Dataset records »
· · ·

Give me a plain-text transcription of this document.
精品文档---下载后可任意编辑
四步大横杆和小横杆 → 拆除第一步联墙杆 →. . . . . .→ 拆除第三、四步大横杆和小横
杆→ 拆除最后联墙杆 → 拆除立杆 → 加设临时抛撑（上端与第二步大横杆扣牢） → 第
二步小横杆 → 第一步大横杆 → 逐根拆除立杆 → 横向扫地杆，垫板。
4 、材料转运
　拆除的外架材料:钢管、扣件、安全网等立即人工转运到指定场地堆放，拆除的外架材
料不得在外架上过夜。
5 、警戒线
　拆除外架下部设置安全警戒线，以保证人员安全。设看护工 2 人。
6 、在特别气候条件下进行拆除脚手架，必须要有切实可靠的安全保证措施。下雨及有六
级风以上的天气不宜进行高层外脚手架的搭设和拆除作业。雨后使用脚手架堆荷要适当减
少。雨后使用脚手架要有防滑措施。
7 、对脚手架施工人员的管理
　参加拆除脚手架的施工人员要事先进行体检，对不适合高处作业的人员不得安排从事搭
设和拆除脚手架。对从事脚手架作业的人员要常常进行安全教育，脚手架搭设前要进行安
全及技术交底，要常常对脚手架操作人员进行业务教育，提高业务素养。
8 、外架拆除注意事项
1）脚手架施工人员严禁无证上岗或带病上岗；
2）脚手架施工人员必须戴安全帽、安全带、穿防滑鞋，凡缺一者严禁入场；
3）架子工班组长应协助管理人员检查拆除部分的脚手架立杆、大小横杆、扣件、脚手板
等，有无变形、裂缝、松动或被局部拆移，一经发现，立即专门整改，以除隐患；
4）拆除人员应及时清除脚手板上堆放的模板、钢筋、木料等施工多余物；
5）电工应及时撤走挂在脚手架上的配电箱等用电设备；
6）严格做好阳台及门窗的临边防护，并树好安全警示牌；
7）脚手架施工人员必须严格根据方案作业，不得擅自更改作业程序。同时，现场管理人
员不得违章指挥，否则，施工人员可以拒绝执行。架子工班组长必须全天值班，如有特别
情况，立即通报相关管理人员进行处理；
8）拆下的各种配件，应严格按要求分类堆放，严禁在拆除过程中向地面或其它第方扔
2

· · ·

Repeat all of the records above exactly as written.

SOLVED EXERCISE »
Give me a plain-text transcription of this document.
精品文档---下载后可任意编辑
四步大横杆和小横杆 → 拆除第一步联墙杆 →. . . . . .→ 拆除第三、四步大横杆和小横
杆→ 拆除最后联墙杆 → 拆除立杆 → 加设临时抛撑（上端与第二步大横杆扣牢） → 第
二步小横杆 → 第一步大横杆 → 逐根拆除立杆 → 横向扫地杆，垫板。
4 、材料转运
　拆除的外架材料:钢管、扣件、安全网等立即人工转运到指定场地堆放，拆除的外架材
料不得在外架上过夜。
5 、警戒线
　拆除外架下部设置安全警戒线，以保证人员安全。设看护工 2 人。
6 、在特别气候条件下进行拆除脚手架，必须要有切实可靠的安全保证措施。下雨及有六
级风以上的天气不宜进行高层外脚手架的搭设和拆除作业。雨后使用脚手架堆荷要适当减
少。雨后使用脚手架要有防滑措施。
7 、对脚手架施工人员的管理
　参加拆除脚手架的施工人员要事先进行体检，对不适合高处作业的人员不得安排从事搭
设和拆除脚手架。对从事脚手架作业的人员要常常进行安全教育，脚手架搭设前要进行安
全及技术交底，要常常对脚手架操作人员进行业务教育，提高业务素养。
8 、外架拆除注意事项
1）脚手架施工人员严禁无证上岗或带病上岗；
2）脚手架施工人员必须戴安全帽、安全带、穿防滑鞋，凡缺一者严禁入场；
3）架子工班组长应协助管理人员检查拆除部分的脚手架立杆、大小横杆、扣件、脚手板
等，有无变形、裂缝、松动或被局部拆移，一经发现，立即专门整改，以除隐患；
4）拆除人员应及时清除脚手板上堆放的模板、钢筋、木料等施工多余物；
5）电工应及时撤走挂在脚手架上的配电箱等用电设备；
6）严格做好阳台及门窗的临边防护，并树好安全警示牌；
7）脚手架施工人员必须严格根据方案作业，不得擅自更改作业程序。同时，现场管理人
员不得违章指挥，否则，施工人员可以拒绝执行。架子工班组长必须全天值班，如有特别
情况，立即通报相关管理人员进行处理；
8）拆下的各种配件，应严格按要求分类堆放，严禁在拆除过程中向地面或其它第方扔
2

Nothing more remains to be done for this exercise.